TEXTAUSZUG:
• • •

Das ärgert mich insbesondere deswegen, weil ich durchaus schon mehrfach eine ganz andere Vorstellung anhand der Einschätzungen hatte, als am Ende wirklich in meine Nase strömte. Und natürlich könnte man jetzt einwerfen, ich könnte ja immer auf Proben zurückgreifen, eh ich mir einen Flakon besorge. Aber selbst da bin ich dann hart enttäuscht, weil da was kommt, das ich so gar nicht erwartet hab. Und ob ich mich nicht am Ende doch gern auf die Einschätzungen verlassen können möchte, bleibt davon unberührt.

Und klar, ich hätte aus meiner Erfahrung mit Atkinsons zum Beispiel eigentlich erwarten müssen, dass da nichts rauchiges bei mir auftaucht. Der Allgemeinheit anvertraut und eine Überraschung bekommen. Aber ich habe mich auf die Allgemeinheit verlassen…

Klar kann ich meinen Wust an Abfüllungen und Proben noch ausweiten. Aber am Ende des Tages - sind wir da nicht alle irgendwie so? - mag ich aber gerne den Flakon in der Hand haben und sehen und sowieso hat der den besseren Sprühkopf. Behaupte ich jetzt mal.

Und Leute, die gern blumige Düfte mögen: ihr wollt doch auch eine blumige Komposition, wenn es da steht, nicht nur für fünf Minuten und danach etwas ganz anderes. Wieso ist es bei Rauch so anders?

Die Vielschichtigkeit von Rauch

Ich finde hier zeigt sich einer großen Schwierigkeiten der aktuellen Form der Einordnung. Denn neben der fehlenden Differenzierung der einzelnen Phasen eines Duftes, fehlt mir auch die mir aus dem Whisky bekannte, differenziertere Einordnung einer Duftnoten. Bei einem rauchigen Empfinden zum Beispiel. Blumig könnte zum Beispiel in rosig, weiss, herb,… unterkategorisiert sein, holzig in frisch, trocken, modrig, geölt, … rauchig beispielsweise in kalt, brennend, medizinisch, verkohlt, …

Weiterhin passiert es nach meiner Beobachtung sehr häufig, dass Weihrauch als rauchig eingeordnet wird, wobei es eigentlich ein Harz ist und meist auch genau so in den Kompositionen präsentiert wird.

Und wenn wir schon dabei sind, wäre es nicht spannend, es gäbe Bestenlisten für die einzelnen Duftfamilien? Einen nicht unerheblichen Teil der aktuell bei ‚Rauchige Parfums‘ angezeigten Düfte habe ich nämlich entweder oder zumindest ausprobiert. Teilweise bin ich auch dort bei der Einschätzung nicht bei einer rauchigen Wahrnehmung. Aber immerhin steht einer meiner Favoriten und vermutlich mein erster rauchiger Duft überhaupt, nämlich Bois d'AscèseBois d'Ascèse, an erster Stelle. Und auch "Join The Club - Don | XerJoff" ist dabei, den ich gern ausprobieren wollte, als ich mal versuchte, die Xerjoff-Fans zu verstehen. Egal wie unterschiedlich die Auftakte der Düfte sein mögen, insgesamt sind mir deren Kompositionen dann doch zu süss und cremig und einfach. Don war leider nicht da, aber aus meiner Erfahrung tu ich mich schwer zu glauben, dass er wirklich rauchig ist. Prove me wrong, Community!

• • •

[Gespeicherte Dateneinträge]
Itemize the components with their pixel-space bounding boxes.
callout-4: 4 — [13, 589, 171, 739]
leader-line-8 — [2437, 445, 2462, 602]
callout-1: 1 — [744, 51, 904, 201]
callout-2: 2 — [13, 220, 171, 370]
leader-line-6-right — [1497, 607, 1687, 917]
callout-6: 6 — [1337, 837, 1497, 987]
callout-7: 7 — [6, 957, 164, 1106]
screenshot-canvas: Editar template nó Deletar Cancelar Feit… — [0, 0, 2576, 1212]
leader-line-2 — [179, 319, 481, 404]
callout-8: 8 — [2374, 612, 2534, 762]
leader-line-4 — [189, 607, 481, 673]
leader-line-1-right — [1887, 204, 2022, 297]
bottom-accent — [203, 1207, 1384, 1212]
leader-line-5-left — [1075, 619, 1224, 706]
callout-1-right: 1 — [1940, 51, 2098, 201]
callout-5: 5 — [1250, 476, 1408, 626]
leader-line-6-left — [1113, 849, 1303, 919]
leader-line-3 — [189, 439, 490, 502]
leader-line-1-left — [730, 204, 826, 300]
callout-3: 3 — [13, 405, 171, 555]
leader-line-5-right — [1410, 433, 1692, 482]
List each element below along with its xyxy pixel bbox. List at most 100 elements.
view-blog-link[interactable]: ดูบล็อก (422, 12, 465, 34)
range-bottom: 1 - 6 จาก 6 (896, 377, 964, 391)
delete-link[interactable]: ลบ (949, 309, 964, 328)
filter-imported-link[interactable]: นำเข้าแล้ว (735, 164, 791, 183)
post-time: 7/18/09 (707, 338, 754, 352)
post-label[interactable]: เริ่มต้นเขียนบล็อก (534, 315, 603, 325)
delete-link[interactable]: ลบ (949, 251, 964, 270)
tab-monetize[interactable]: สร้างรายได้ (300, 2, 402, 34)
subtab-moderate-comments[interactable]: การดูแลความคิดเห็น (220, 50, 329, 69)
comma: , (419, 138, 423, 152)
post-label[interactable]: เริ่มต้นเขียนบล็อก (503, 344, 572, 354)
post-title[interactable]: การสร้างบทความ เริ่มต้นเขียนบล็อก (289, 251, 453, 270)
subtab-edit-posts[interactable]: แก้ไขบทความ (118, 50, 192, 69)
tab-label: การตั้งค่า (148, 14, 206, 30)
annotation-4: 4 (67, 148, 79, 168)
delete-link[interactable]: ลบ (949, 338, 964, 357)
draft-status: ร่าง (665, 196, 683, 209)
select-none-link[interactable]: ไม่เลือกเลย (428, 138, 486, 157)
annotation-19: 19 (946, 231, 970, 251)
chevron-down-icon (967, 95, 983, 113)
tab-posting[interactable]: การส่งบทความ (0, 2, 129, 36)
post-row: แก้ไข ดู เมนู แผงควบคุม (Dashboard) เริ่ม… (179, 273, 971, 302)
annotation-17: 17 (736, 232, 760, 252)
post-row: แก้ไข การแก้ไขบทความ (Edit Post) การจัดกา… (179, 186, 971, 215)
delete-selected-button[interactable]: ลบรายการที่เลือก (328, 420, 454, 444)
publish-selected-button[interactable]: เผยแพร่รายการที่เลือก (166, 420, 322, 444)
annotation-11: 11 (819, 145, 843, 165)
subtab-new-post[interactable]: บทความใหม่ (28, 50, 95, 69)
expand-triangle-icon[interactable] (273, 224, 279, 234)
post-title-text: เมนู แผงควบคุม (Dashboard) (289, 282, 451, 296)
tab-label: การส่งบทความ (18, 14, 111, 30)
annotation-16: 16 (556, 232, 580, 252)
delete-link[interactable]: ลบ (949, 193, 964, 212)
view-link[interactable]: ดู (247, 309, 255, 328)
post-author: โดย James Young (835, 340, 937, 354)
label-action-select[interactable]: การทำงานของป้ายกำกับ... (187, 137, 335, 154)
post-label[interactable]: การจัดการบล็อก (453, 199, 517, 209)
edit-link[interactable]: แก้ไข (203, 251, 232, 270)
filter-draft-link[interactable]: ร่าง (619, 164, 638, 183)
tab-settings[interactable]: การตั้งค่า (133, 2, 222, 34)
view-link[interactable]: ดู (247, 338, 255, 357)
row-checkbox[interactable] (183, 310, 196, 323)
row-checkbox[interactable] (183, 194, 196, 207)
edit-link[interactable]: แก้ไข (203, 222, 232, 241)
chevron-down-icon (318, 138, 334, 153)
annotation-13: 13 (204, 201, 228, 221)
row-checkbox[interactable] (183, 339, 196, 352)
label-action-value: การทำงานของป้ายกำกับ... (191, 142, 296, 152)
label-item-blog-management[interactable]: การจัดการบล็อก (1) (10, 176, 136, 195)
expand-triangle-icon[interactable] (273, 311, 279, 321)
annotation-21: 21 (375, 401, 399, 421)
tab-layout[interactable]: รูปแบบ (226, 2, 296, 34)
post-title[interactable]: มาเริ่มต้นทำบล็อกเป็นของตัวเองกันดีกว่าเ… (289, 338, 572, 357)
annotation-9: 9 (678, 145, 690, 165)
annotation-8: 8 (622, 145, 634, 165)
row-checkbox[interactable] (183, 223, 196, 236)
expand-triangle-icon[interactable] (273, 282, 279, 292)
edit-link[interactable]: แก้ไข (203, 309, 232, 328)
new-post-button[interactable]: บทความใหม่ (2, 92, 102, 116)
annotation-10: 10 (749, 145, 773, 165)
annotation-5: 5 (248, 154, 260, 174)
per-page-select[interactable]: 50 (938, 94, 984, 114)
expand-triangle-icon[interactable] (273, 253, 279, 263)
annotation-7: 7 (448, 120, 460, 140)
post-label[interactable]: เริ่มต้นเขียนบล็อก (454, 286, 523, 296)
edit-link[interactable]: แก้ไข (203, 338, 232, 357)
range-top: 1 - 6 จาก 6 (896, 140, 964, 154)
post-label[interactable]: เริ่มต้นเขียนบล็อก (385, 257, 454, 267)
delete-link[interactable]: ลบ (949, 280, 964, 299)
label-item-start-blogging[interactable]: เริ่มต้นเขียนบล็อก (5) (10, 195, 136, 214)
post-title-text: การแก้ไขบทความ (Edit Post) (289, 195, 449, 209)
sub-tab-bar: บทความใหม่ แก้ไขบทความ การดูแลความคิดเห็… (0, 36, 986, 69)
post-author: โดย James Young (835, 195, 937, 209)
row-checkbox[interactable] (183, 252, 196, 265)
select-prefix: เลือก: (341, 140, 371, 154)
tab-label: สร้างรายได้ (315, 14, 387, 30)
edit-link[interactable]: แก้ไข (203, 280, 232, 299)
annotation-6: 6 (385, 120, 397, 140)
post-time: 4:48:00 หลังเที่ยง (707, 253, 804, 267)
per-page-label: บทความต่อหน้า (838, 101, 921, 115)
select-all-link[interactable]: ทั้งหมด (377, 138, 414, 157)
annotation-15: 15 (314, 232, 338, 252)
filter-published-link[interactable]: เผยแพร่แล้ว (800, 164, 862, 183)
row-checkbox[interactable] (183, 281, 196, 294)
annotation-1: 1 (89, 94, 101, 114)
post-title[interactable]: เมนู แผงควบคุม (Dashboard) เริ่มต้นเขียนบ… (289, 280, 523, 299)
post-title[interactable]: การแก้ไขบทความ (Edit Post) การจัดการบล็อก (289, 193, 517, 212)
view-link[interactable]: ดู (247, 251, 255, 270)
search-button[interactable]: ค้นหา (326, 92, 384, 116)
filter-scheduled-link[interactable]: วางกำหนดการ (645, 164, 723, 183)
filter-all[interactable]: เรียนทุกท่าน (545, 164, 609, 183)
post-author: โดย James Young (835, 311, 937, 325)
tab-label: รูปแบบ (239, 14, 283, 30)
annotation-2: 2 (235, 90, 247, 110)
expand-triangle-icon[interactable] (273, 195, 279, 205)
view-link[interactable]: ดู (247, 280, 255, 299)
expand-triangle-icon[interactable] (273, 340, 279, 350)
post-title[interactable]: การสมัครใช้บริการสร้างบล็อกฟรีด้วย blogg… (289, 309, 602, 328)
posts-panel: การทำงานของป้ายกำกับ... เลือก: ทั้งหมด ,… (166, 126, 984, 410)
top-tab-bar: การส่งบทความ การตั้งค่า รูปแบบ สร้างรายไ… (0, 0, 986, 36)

• • •

ÜBUNGEN:
**a.** Was wird laut dem Text über rauchige Parfums häufig als rauchig eingeordnet, obwohl es eigentlich ein Harz ist?
**b.** Wiederhole aus dem Text über rauchige Parfums wortgetreu den Abschnitt, der mit „Klar kann ich“ beginnt und sich bis „ich jetzt mal.“ fortsetzt.
**c.** Greif den Text über rauchige Parfums nach seinem letzten Satz auf und schreib ihn weiter.
Die Auflistung ist hierfür ohne Bedeutung.

LÖSUNGEN JE AUFGABE:
**a.** Weihrauch.

**b.**
Klar kann ich meinen Wust an Abfüllungen und Proben noch ausweiten. Aber am Ende des Tages - sind wir da nicht alle irgendwie so? - mag ich aber gerne den Flakon in der Hand haben und sehen und sowieso hat der den besseren Sprühkopf. Behaupte ich jetzt mal.

**c.**
Was ist die Lösung?

Um ehrlich zu sein habe ich zwei Wünsche. Zum einen eine differenziertere Einordnung der Duftnoten, in welcher Form sei erst mal dahingestellt und ist vermutlich mit viel mehr Aufwand verbunden, als ich es mir gerade vorstelle. Zum anderen hoffe ich, mit diesem Text ein paar Leute angesprochen zu haben, mit denen man sich konkret über dieses Thema austauschen kann. Weil ich das Forum auch eher ungern nutze - schon gar nicht, um konkret nach Leuten oder Düften zu suchen - wird es vielleicht so etwas.

Klar habe ich mittlerweile eine recht grosse Zahl an rauchigen Düften da, das soll das Problem nicht sein, nur wenn bei einem Replica - By the FireplaceReplica - By the Fireplace oder Interlude Black IrisInterlude Black Iris schon einige vor Rauch Fluchtreflexe haben,…

Also tretet gern mit mir in Kontakt, wenn ihr es auch rauchig und schwer mögt.

Was zuletzt geschah

In jüngster Vergangenheit habe ich mich dann doch wieder an eine neue Marke getraut. Und vielleicht die nächste Offenbarung gefunden. Filippo Sorcinelli, toller Duftkünstler muss ich ihm bisher attestieren. Selbst seine nicht rauchigen oder harzigen Kompositionen sagen mir zu. Zuvor vervollständigte ich meine Sammlung an Beaufort. Auch wunderbare Werke, bei denen mir ebenso die nicht-rauchigen Kompositionen ebenso zusagen. Ob es so ist, dass mir die vergleichsweise ‚üblichen‘ Kompositionen aus Häusern, die sonst für sehr aussergewöhnliche Kompositionen bekannt sind, mir eher gefallen? Wer weiss. Ich hab auf jeden Fall eine ganze Menge Lust auf Sorcinellis Kompositionen bekommen und will mehr davon.